▸ PROBLEM TO WORK ON: Below are some records. Say how many of their lines include the string "Automatización", giving only the number.

===

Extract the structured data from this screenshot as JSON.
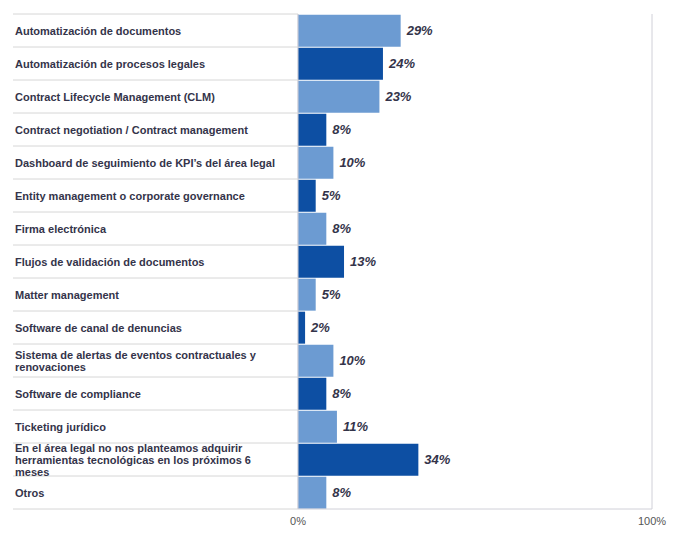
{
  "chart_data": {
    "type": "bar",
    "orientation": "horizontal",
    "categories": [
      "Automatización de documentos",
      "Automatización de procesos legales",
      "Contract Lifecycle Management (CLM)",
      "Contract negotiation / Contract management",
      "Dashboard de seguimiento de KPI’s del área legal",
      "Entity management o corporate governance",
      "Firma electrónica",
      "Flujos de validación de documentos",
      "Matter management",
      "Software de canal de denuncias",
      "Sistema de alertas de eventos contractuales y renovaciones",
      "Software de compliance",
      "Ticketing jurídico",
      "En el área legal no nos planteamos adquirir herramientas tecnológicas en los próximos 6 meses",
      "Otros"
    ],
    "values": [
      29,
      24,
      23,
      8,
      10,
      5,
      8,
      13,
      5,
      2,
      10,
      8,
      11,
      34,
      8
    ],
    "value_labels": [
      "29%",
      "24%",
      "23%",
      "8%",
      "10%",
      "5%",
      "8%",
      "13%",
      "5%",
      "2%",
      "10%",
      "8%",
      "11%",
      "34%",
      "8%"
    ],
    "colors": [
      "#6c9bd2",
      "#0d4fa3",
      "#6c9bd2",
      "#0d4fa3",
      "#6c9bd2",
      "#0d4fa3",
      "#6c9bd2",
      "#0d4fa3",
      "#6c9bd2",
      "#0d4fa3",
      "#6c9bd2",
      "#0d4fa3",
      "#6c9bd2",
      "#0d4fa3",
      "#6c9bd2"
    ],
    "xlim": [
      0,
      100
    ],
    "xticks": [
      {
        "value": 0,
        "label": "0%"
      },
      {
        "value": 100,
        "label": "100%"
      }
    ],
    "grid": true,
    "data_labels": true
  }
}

===

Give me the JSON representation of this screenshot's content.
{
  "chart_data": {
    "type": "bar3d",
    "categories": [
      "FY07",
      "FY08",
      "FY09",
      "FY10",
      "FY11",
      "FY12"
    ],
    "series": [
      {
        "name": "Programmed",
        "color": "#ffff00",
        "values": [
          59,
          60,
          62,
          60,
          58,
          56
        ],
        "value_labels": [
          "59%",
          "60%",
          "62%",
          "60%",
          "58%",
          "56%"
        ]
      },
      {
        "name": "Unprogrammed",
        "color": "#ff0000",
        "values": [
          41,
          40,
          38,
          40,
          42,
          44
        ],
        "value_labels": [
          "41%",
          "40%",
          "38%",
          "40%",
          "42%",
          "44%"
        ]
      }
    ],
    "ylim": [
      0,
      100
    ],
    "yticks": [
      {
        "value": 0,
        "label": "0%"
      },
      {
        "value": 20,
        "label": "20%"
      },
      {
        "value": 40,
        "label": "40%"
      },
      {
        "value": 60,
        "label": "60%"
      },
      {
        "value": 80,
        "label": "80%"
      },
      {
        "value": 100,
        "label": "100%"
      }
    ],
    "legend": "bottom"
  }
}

===

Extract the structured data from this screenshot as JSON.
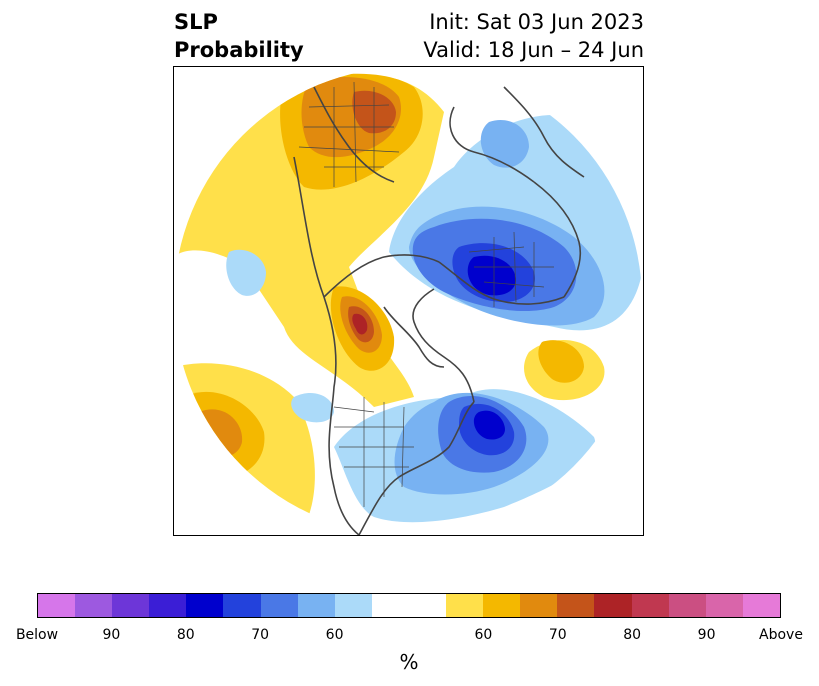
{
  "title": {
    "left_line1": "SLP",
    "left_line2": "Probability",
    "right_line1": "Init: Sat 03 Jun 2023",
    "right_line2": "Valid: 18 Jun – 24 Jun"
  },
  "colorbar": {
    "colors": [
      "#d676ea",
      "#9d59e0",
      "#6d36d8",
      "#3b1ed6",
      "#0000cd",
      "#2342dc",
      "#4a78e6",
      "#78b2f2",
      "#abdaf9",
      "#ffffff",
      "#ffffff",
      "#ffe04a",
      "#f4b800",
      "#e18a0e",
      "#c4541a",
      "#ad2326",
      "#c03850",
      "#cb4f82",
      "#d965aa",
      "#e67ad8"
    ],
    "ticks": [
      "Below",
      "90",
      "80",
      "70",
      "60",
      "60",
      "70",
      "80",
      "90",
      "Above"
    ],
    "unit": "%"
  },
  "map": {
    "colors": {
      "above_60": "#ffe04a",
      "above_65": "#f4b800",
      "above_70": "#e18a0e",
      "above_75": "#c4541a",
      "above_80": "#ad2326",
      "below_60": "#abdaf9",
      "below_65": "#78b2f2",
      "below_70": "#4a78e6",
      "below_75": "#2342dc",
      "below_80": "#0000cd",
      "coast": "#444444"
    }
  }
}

===

▸ WRITTEN ANSWER: 2